> _Record list_
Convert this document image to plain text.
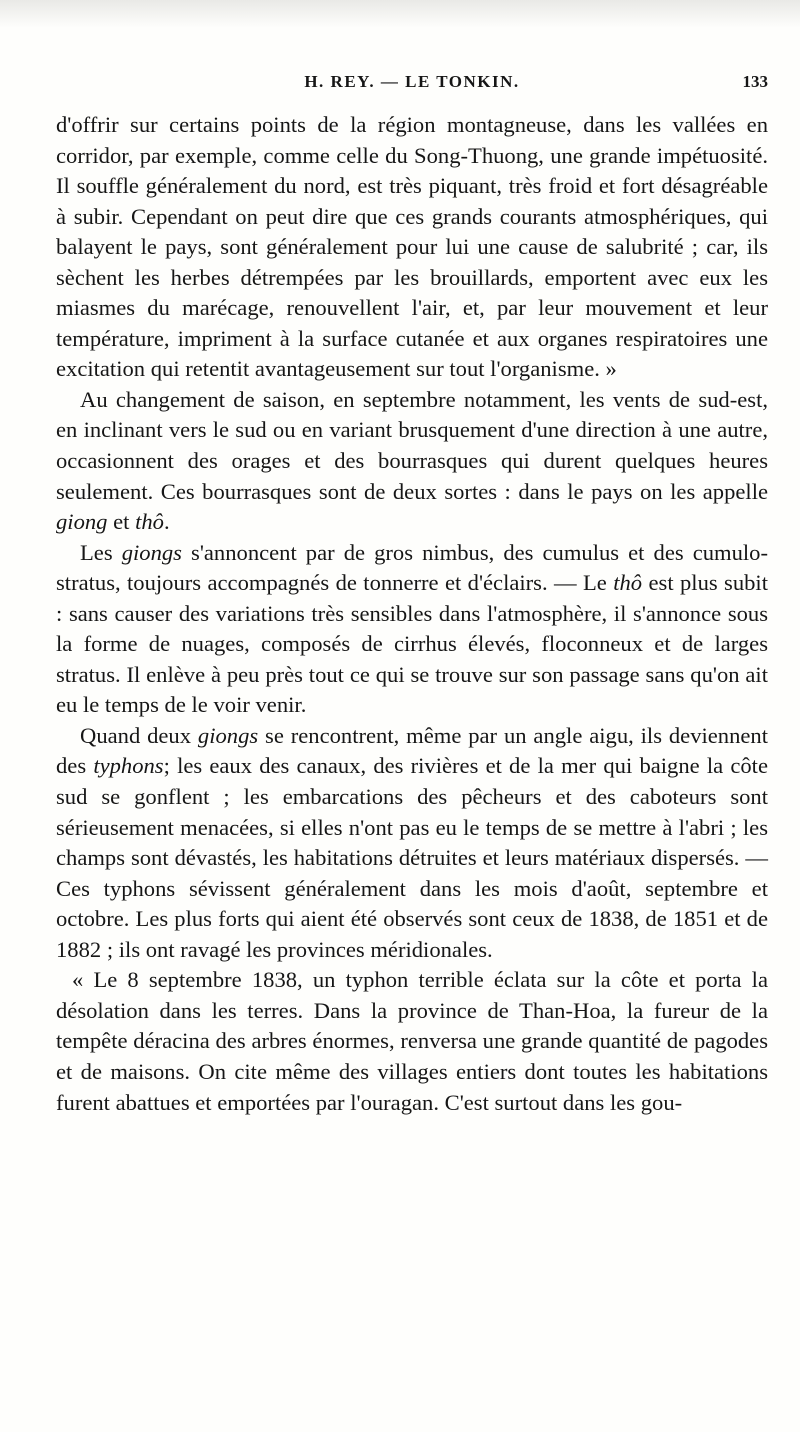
H. REY. — LE TONKIN.	133

d'offrir sur certains points de la région montagneuse, dans les vallées en corridor, par exemple, comme celle du Song-Thuong, une grande impétuosité. Il souffle généralement du nord, est très piquant, très froid et fort désagréable à subir. Cependant on peut dire que ces grands courants atmosphériques, qui balayent le pays, sont généralement pour lui une cause de salubrité ; car, ils sèchent les herbes détrempées par les brouillards, emportent avec eux les miasmes du marécage, renouvellent l'air, et, par leur mouvement et leur température, impriment à la surface cutanée et aux organes respiratoires une excitation qui retentit avantageusement sur tout l'organisme. »

Au changement de saison, en septembre notamment, les vents de sud-est, en inclinant vers le sud ou en variant brusquement d'une direction à une autre, occasionnent des orages et des bourrasques qui durent quelques heures seulement. Ces bourrasques sont de deux sortes : dans le pays on les appelle giong et thô.

Les giongs s'annoncent par de gros nimbus, des cumulus et des cumulo-stratus, toujours accompagnés de tonnerre et d'éclairs. — Le thô est plus subit : sans causer des variations très sensibles dans l'atmosphère, il s'annonce sous la forme de nuages, composés de cirrhus élevés, floconneux et de larges stratus. Il enlève à peu près tout ce qui se trouve sur son passage sans qu'on ait eu le temps de le voir venir.

Quand deux giongs se rencontrent, même par un angle aigu, ils deviennent des typhons; les eaux des canaux, des rivières et de la mer qui baigne la côte sud se gonflent ; les embarcations des pêcheurs et des caboteurs sont sérieusement menacées, si elles n'ont pas eu le temps de se mettre à l'abri ; les champs sont dévastés, les habitations détruites et leurs matériaux dispersés. — Ces typhons sévissent généralement dans les mois d'août, septembre et octobre. Les plus forts qui aient été observés sont ceux de 1838, de 1851 et de 1882 ; ils ont ravagé les provinces méridionales.

« Le 8 septembre 1838, un typhon terrible éclata sur la côte et porta la désolation dans les terres. Dans la province de Than-Hoa, la fureur de la tempête déracina des arbres énormes, renversa une grande quantité de pagodes et de maisons. On cite même des villages entiers dont toutes les habitations furent abattues et emportées par l'ouragan. C'est surtout dans les gou-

> _Your objective_
Leave out the pictures and copy the rest of the material above exactly.

> _Response to this task_
Convert this document image to plain text.
H. REY. — LE TONKIN.	133

d'offrir sur certains points de la région montagneuse, dans les vallées en corridor, par exemple, comme celle du Song-Thuong, une grande impétuosité. Il souffle généralement du nord, est très piquant, très froid et fort désagréable à subir. Cependant on peut dire que ces grands courants atmosphériques, qui balayent le pays, sont généralement pour lui une cause de salubrité ; car, ils sèchent les herbes détrempées par les brouillards, emportent avec eux les miasmes du marécage, renouvellent l'air, et, par leur mouvement et leur température, impriment à la surface cutanée et aux organes respiratoires une excitation qui retentit avantageusement sur tout l'organisme. »

Au changement de saison, en septembre notamment, les vents de sud-est, en inclinant vers le sud ou en variant brusquement d'une direction à une autre, occasionnent des orages et des bourrasques qui durent quelques heures seulement. Ces bourrasques sont de deux sortes : dans le pays on les appelle giong et thô.

Les giongs s'annoncent par de gros nimbus, des cumulus et des cumulo-stratus, toujours accompagnés de tonnerre et d'éclairs. — Le thô est plus subit : sans causer des variations très sensibles dans l'atmosphère, il s'annonce sous la forme de nuages, composés de cirrhus élevés, floconneux et de larges stratus. Il enlève à peu près tout ce qui se trouve sur son passage sans qu'on ait eu le temps de le voir venir.

Quand deux giongs se rencontrent, même par un angle aigu, ils deviennent des typhons; les eaux des canaux, des rivières et de la mer qui baigne la côte sud se gonflent ; les embarcations des pêcheurs et des caboteurs sont sérieusement menacées, si elles n'ont pas eu le temps de se mettre à l'abri ; les champs sont dévastés, les habitations détruites et leurs matériaux dispersés. — Ces typhons sévissent généralement dans les mois d'août, septembre et octobre. Les plus forts qui aient été observés sont ceux de 1838, de 1851 et de 1882 ; ils ont ravagé les provinces méridionales.

« Le 8 septembre 1838, un typhon terrible éclata sur la côte et porta la désolation dans les terres. Dans la province de Than-Hoa, la fureur de la tempête déracina des arbres énormes, renversa une grande quantité de pagodes et de maisons. On cite même des villages entiers dont toutes les habitations furent abattues et emportées par l'ouragan. C'est surtout dans les gou-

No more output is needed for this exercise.